§ O QUE SE PEDE: Informe se cada afirmação a seguir concorda com o trecho selecionado, respondendo sim ou não e citando literalmente as palavras do trecho que decidem a questão. 1. A tela de nylon da janela havia sido instalada para proteger a menina. 2. A tela foi cortada com uma única ferramenta. 3. A menina tinha sete anos.

§ TRECHO SELECIONADO:

Um grito entalado

Como pode um pai pegar sua filha de 5 aninhos e jogá-la pela janela do apartamento, no escuro da noite, com o intuito de fazê-la estourar no chão? Como?! Como um ser humano consegue fazer isso, meu Deus! Pense você nisso só por um instante. Mas não pense superficialmente, como você costuma pensar nesse tipo de coisa. Imagine-se fazendo isso com suas próprias mãos. Tente se colocar no lugar desse pai, bem no instante em que tomou a decisão. Então agora você não é mais você, você é ele; e está lá naquele quarto, naquela hora fatídica.
Como previamente fora combinado, e com sua total conivência, sua mulher, a madrasta da sua filhinha, aperta o pescocinho dela fazendo-a chorar, implorar, arroxear e, em meio a engasgos mortais, chamar "papai, papai!".
Em seguida você corta a tela de nylon que bloqueia o perigoso vão da janela do quarto abrindo assim um perigoso caminho para a escuridão. Agora você pega aquele pequeno anjo recém-esganado em seus braços fortes de adulto, leva-a até o vão da tela (que paradoxalmente um dia você mandou instalar ali justamente para protegê-la) e a segura para o lado de fora.
Agora ela está no frio, mas ainda assim amparada. Ela sempre dependeu de você que é o adulto que a sustenta, o papai que ensina as coisas a ela e a protege. Só que ao invés de continuar a protegê-la e educá-la, de repente você está com ela ali, absurdamente pensa no abismo.
Você é forte e sadio, e está em pleno domínio de suas faculdades mentais (tanto que usando duas ferramentas diferentes, cortou a teimosa tela que por alguns instantes parecia querer impedir-lhe de tomar sua já certa decisão). Está lá, firmão, com os pés no quentinho do carpete macio. Lá embaixo só há o escuro. Um carro passa ao longe e um cachorro late. O ventinho da noite refresca seus braços cabeludos. A brisa a esta hora da noite é sempre deliciosa. Você está vivo, e viver é bom! Você ainda a olha e vê aquela carinha lisa, desmaiada em seus braços.

§ ITENS FORNECIDOS:
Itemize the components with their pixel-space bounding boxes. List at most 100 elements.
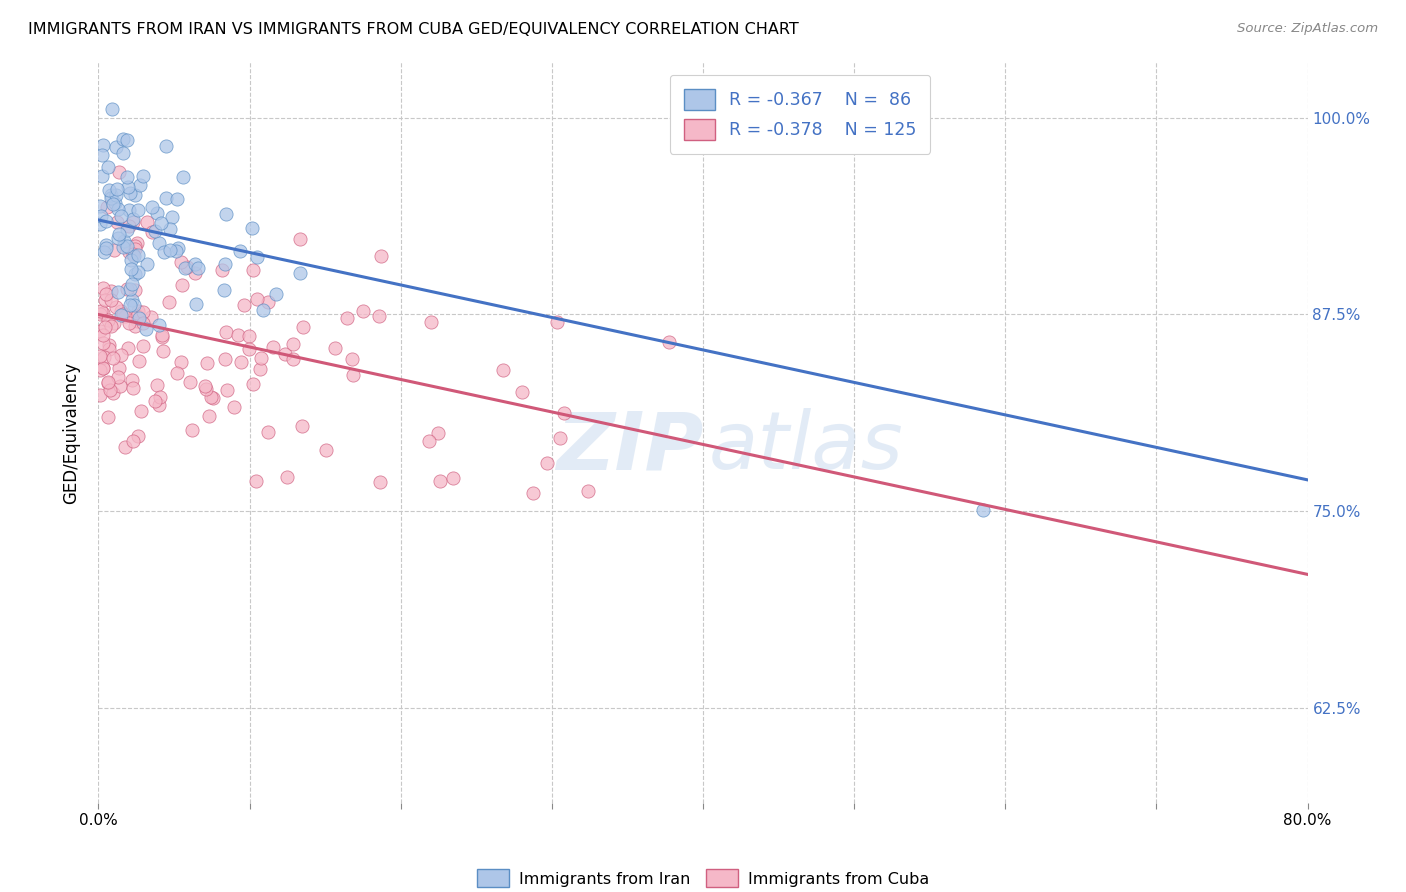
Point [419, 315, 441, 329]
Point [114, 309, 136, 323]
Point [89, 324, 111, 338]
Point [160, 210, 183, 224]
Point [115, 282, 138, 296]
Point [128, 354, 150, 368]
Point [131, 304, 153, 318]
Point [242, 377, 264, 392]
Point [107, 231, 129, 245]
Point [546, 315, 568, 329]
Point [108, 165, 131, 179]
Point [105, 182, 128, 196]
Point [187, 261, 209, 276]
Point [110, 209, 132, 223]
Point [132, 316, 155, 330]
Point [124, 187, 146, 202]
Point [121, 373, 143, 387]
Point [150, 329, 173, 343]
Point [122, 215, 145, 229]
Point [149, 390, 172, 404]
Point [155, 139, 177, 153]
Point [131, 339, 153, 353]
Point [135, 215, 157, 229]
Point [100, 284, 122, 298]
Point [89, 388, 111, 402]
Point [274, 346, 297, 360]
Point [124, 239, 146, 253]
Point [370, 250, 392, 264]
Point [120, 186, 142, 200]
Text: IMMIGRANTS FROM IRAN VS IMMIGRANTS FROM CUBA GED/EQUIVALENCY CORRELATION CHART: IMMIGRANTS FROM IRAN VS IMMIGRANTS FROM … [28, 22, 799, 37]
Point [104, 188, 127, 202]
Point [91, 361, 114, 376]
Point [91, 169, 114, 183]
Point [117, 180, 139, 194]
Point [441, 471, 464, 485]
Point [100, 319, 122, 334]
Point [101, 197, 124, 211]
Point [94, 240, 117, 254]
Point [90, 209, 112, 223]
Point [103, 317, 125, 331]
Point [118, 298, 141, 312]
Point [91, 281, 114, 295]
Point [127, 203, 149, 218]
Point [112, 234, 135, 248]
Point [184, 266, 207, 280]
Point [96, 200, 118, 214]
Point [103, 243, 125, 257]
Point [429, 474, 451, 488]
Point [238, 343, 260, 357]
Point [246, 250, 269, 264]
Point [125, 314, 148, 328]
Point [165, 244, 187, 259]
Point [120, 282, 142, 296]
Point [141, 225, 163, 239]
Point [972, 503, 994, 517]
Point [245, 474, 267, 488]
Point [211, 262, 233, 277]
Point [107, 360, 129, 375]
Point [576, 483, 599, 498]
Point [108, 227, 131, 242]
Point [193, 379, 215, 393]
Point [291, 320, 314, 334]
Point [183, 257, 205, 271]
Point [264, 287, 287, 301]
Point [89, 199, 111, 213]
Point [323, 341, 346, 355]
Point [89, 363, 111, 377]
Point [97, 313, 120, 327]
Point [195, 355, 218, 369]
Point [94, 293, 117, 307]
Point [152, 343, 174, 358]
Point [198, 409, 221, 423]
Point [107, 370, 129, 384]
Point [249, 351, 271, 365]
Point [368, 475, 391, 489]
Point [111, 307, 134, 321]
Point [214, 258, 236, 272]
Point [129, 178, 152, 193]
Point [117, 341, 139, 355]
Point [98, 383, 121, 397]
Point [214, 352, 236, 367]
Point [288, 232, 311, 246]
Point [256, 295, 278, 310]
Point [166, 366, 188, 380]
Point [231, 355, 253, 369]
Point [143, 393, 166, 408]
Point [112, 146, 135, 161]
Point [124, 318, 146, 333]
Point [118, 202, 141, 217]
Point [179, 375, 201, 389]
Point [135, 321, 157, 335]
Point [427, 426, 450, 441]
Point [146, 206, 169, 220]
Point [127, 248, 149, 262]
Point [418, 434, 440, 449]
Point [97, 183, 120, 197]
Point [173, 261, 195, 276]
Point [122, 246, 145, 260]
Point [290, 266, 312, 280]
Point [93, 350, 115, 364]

§ RESPOSTA À TAREFA:
1. Sim: "que paradoxalmente um dia você mandou instalar ali justamente para protegê-la"
2. Não: "usando duas ferramentas diferentes, cortou a teimosa tela"
3. Não: "sua filha de 5 aninhos"